*RECORDED DATA*:
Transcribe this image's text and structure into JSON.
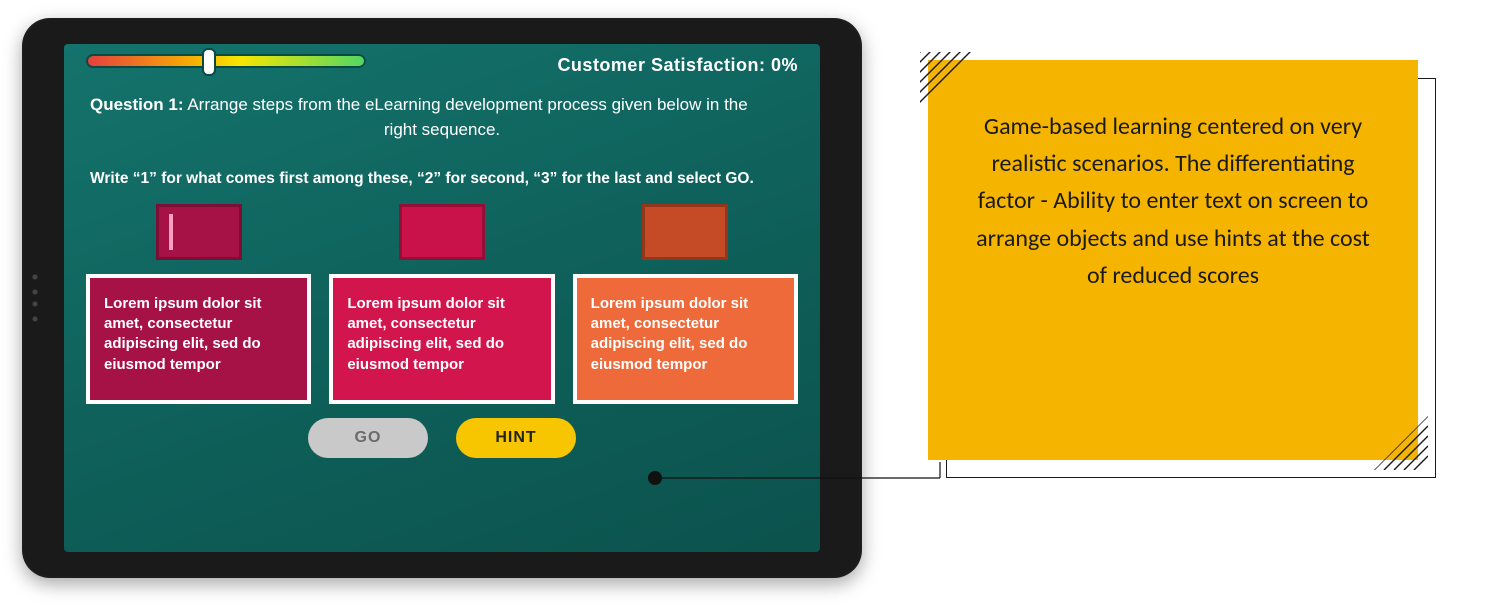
{
  "header": {
    "satisfaction_label": "Customer Satisfaction: 0%"
  },
  "question": {
    "label": "Question 1:",
    "text_a": "Arrange steps from the eLearning development process given below in the",
    "text_b": "right sequence.",
    "instruction": "Write “1” for what comes first among these, “2” for second, “3” for the last and select GO."
  },
  "cards": [
    {
      "text": "Lorem ipsum dolor sit amet, consectetur adipiscing elit, sed do eiusmod tempor"
    },
    {
      "text": "Lorem ipsum dolor sit amet, consectetur adipiscing elit, sed do eiusmod tempor"
    },
    {
      "text": "Lorem ipsum dolor sit amet, consectetur adipiscing elit, sed do eiusmod tempor"
    }
  ],
  "buttons": {
    "go": "GO",
    "hint": "HINT"
  },
  "callout": {
    "text": "Game-based learning centered on very realistic scenarios. The differentiating factor - Ability to enter text on screen to arrange objects and use hints at the cost of reduced scores"
  }
}
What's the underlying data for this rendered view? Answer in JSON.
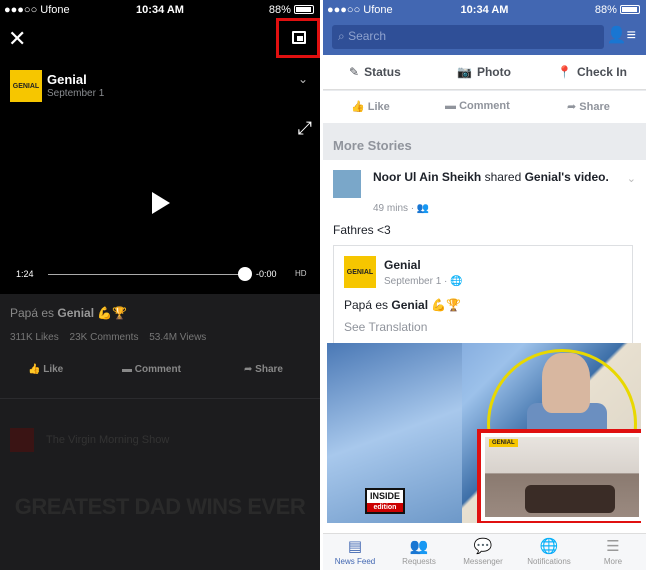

*EXERCISE DIRECTIONS*:
Transcribe the material exactly, and leave out whatever pictures it holds.

*FINAL RESULT*:
Transcribe this image's text and structure into JSON.
{
  "header": {
    "satisfaction_label": "Customer Satisfaction: 0%"
  },
  "question": {
    "label": "Question 1:",
    "text_a": "Arrange steps from the eLearning development process given below in the",
    "text_b": "right sequence.",
    "instruction": "Write “1” for what comes first among these, “2” for second, “3” for the last and select GO."
  },
  "cards": [
    {
      "text": "Lorem ipsum dolor sit amet, consectetur adipiscing elit, sed do eiusmod tempor"
    },
    {
      "text": "Lorem ipsum dolor sit amet, consectetur adipiscing elit, sed do eiusmod tempor"
    },
    {
      "text": "Lorem ipsum dolor sit amet, consectetur adipiscing elit, sed do eiusmod tempor"
    }
  ],
  "buttons": {
    "go": "GO",
    "hint": "HINT"
  },
  "callout": {
    "text": "Game-based learning centered on very realistic scenarios. The differentiating factor - Ability to enter text on screen to arrange objects and use hints at the cost of reduced scores"
  }
}
What's the underlying data for this rendered view? Answer in JSON.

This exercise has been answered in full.